Fragmento proporcionado

========================================================================

Si la Declaración Nostra aetate ha fortalecido los lazos entre nosotros, estoy convencido de que su mensaje sigue siendo muy relevante hoy en día. Tomemos, pues, un momento para reflexionar sobre algunas de sus enseñanzas más significativas.
En primer lugar, la Nostra aetate nos recuerda que la humanidad se une cada vez más estrechamente y que es tarea de la Iglesia promover la unidad y el amor entre los hombres y las mujeres, así como entre las naciones (cf. n. 1).
En segundo lugar, señala lo que todos tenemos en común. Pertenecemos a una sola familia humana ―una en su origen y una también en su destino final―. Además, cada persona busca respuestas a los grandes enigmas de la condición humana (cf. n. 1).
En tercer lugar, las religiones de todo el mundo tratan de responder a la inquietud del corazón humano. Cada una, a su propia manera, ofrece enseñanzas, formas de vida y ritos sagrados que ayudan a guiar a sus seguidores hacia la paz y el sentido de la vida (cf. n. 2).
En cuarto lugar, la Iglesia católica no rechaza nada de lo que es verdadero y santo en estas religiones, que “reflejan un destello de aquella Verdad que ilumina a todos los hombres” (n. 2). Las considera con sincero respeto e invita a sus hijos e hijas, a través del diálogo y la colaboración, a reconocer, preservar y promover lo que es espiritual, moral y culturalmente bueno en todos los pueblos.
Por último, no debemos olvidar cómo se desarrolló realmente la Nostra aetate. Inicialmente, el Papa Juan XXIII encargó al cardenal Augustin Bea que presentara al Concilio un tratado en el que se describiera una nueva relación entre la Iglesia católica y el judaísmo. Por lo tanto, podemos decir que el cuarto capítulo, dedicado al judaísmo, es el corazón y el núcleo generativo de toda la Declaración. Por primera vez en la historia de la Iglesia, tenemos un texto doctrinal con una base teológica explícita que ilustra las raíces judías del cristianismo de una manera bíblica bien fundamentada. Al mismo tiempo, Nostra aetate (n. 4) adopta una postura firme contra todas las formas de antisemitismo. Así, en el capítulo siguiente, Nostra aetate enseña que no podemos invocar verdaderamente a Dios, Padre de todos, si nos negamos a tratar como hermanos y hermanas a cualquier hombre o mujer creados a imagen de Dios. De hecho, la Iglesia rechaza toda forma de discriminación o acoso por motivos de raza, color, condición de vida o religión (cf. n. 5).

========================================================================

Extracto de datos
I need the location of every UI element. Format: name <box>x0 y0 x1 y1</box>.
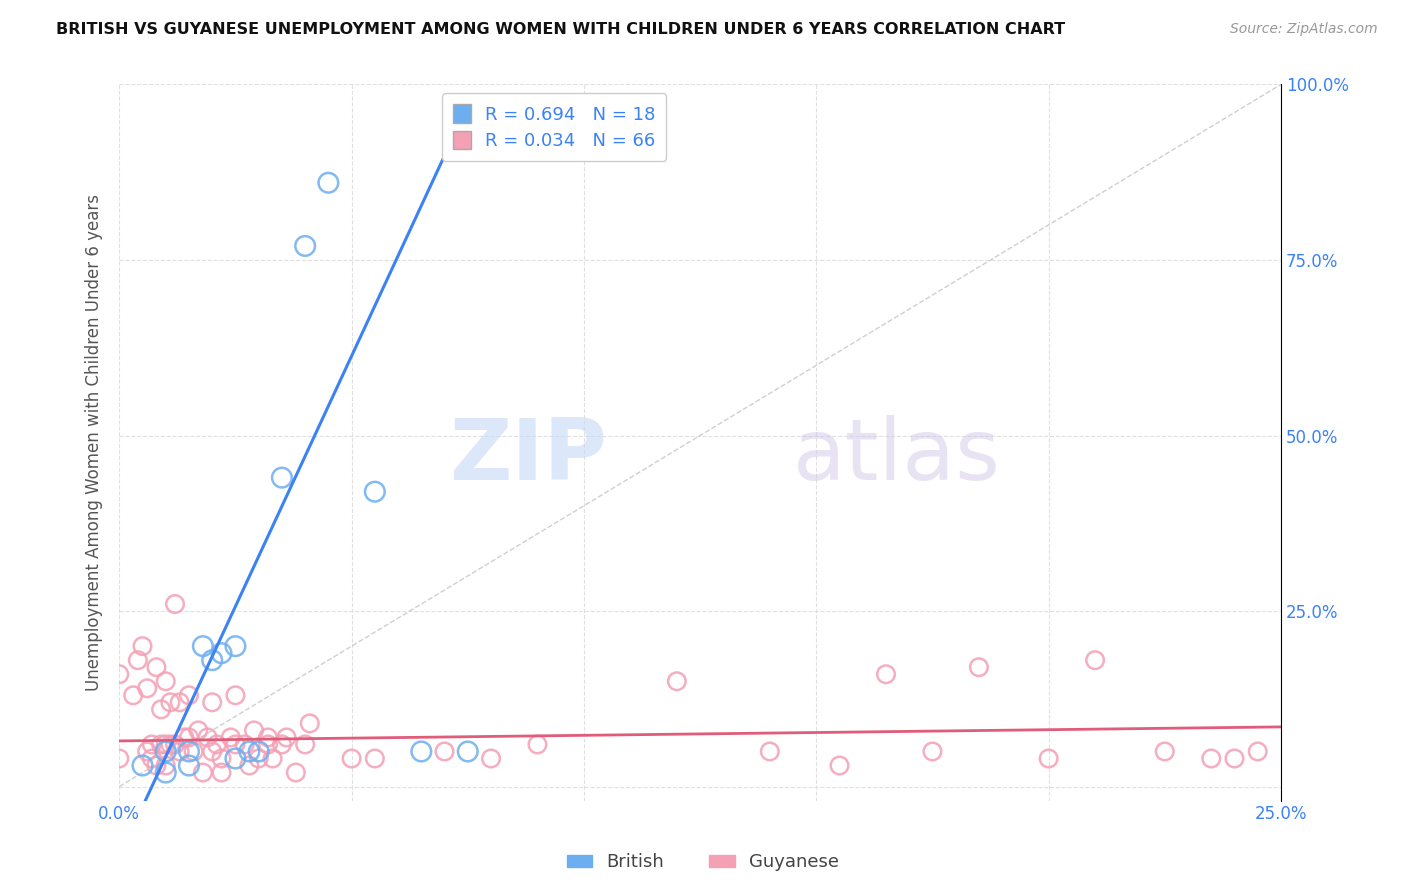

========================================================================

Tareas
1. Según el fragmento sobre la Declaración Nostra aetate, ¿a quién encargó el Papa Juan XXIII presentar al Concilio un tratado sobre una nueva relación entre la Iglesia católica y el judaísmo?
2. Indica si cada afirmación concuerda con el fragmento sobre la Declaración Nostra aetate. Responde sí o no y cita las palabras exactas que lo deciden.
(a) El cuarto capítulo de la Declaración está dedicado al judaísmo.
(b) La Iglesia católica rechaza todo lo que hay en las demás religiones.
(c) Según el fragmento, pertenecemos a varias familias humanas.
3. Reproduce sin cambios un pasaje del fragmento sobre la Declaración Nostra aetate. Empieza en las palabras que contienen "En primer lugar, la" y detente después de "vida (cf. n. 2).".

Respuestas
1. Al cardenal Augustin Bea.

2.
(a) Sí: "el cuarto capítulo, dedicado al judaísmo".
(b) No: "la Iglesia católica no rechaza nada de lo que es verdadero y santo en estas religiones".
(c) No: "Pertenecemos a una sola familia humana".

3.
En primer lugar, la Nostra aetate nos recuerda que la humanidad se une cada vez más estrechamente y que es tarea de la Iglesia promover la unidad y el amor entre los hombres y las mujeres, así como entre las naciones (cf. n. 1).
En segundo lugar, señala lo que todos tenemos en común. Pertenecemos a una sola familia humana ―una en su origen y una también en su destino final―. Además, cada persona busca respuestas a los grandes enigmas de la condición humana (cf. n. 1).
En tercer lugar, las religiones de todo el mundo tratan de responder a la inquietud del corazón humano. Cada una, a su propia manera, ofrece enseñanzas, formas de vida y ritos sagrados que ayudan a guiar a sus seguidores hacia la paz y el sentido de la vida (cf. n. 2).